Required task: List all lines of the data that include the string "mejorar".

Entries shown:
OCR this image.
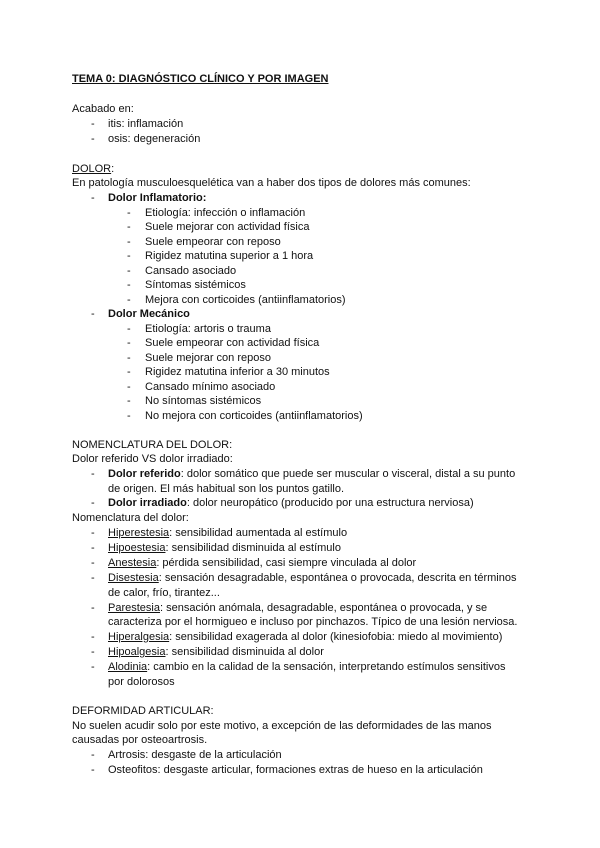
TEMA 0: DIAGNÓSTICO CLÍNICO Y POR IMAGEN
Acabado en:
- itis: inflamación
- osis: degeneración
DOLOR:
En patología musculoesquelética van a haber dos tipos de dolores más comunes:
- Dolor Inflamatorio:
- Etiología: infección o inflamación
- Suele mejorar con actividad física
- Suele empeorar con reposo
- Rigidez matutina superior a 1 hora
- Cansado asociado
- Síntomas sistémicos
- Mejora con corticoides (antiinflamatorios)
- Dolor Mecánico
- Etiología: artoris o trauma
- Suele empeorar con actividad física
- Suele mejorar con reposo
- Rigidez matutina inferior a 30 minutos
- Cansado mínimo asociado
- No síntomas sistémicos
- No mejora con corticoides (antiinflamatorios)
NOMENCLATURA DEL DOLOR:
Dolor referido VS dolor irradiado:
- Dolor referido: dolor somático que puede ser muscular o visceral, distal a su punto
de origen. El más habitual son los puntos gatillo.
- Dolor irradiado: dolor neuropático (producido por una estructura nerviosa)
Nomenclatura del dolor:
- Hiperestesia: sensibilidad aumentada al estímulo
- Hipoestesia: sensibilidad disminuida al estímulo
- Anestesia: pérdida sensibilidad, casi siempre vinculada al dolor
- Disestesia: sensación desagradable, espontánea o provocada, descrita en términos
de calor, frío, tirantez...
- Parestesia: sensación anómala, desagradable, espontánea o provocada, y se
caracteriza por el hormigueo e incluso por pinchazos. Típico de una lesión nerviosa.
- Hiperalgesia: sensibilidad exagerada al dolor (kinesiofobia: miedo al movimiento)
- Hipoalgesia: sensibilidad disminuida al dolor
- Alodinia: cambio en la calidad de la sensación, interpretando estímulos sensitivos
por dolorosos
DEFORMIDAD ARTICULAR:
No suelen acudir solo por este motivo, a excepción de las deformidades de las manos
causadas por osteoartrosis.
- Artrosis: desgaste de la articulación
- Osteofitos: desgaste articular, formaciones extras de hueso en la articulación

* * *

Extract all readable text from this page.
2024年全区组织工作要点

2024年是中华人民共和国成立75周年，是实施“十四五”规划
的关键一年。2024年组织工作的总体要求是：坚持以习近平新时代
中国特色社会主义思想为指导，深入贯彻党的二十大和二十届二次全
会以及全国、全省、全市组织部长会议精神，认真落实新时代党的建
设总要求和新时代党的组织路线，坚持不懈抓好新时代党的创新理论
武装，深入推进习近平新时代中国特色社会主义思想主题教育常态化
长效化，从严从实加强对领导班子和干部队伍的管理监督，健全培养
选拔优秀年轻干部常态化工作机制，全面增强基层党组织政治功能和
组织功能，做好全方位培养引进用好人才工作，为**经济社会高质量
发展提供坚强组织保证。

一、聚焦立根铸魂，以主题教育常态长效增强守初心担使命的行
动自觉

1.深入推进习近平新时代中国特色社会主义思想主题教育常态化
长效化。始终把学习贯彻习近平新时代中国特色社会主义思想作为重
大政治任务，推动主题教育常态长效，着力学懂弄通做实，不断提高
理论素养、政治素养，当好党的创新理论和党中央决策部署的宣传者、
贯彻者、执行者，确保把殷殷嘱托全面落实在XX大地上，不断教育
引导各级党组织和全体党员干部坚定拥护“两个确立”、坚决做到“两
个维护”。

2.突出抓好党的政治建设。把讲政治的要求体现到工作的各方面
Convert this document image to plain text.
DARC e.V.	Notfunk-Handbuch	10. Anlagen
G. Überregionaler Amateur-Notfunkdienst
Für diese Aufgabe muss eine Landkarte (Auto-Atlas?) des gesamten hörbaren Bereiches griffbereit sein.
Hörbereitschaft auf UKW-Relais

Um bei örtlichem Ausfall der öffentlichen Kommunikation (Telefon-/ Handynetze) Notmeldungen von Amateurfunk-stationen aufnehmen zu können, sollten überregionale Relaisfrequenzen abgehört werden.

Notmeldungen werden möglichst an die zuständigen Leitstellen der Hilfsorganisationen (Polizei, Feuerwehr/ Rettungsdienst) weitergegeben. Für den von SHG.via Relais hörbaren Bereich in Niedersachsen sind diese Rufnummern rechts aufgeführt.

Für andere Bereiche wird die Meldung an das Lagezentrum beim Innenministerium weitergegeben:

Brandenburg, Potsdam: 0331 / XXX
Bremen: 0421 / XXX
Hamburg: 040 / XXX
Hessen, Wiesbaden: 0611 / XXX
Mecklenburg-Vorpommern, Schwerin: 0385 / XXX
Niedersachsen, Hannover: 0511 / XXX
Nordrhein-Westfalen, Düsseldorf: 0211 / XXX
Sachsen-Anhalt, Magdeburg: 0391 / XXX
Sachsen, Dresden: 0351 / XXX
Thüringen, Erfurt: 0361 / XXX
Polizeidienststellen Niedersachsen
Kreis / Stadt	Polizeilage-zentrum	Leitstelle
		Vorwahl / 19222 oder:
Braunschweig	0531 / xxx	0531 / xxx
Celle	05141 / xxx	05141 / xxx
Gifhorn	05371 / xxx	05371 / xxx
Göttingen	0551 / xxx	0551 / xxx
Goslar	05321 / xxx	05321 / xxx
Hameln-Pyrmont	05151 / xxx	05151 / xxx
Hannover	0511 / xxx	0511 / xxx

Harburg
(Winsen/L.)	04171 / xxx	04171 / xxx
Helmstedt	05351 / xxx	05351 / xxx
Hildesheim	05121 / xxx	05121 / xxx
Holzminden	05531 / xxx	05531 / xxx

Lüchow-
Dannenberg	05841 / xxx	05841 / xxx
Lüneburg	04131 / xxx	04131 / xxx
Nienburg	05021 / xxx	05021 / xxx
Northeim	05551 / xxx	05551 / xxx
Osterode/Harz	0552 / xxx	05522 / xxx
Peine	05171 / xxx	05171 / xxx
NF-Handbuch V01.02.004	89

The response:
- Suele mejorar con actividad física
- Suele mejorar con reposo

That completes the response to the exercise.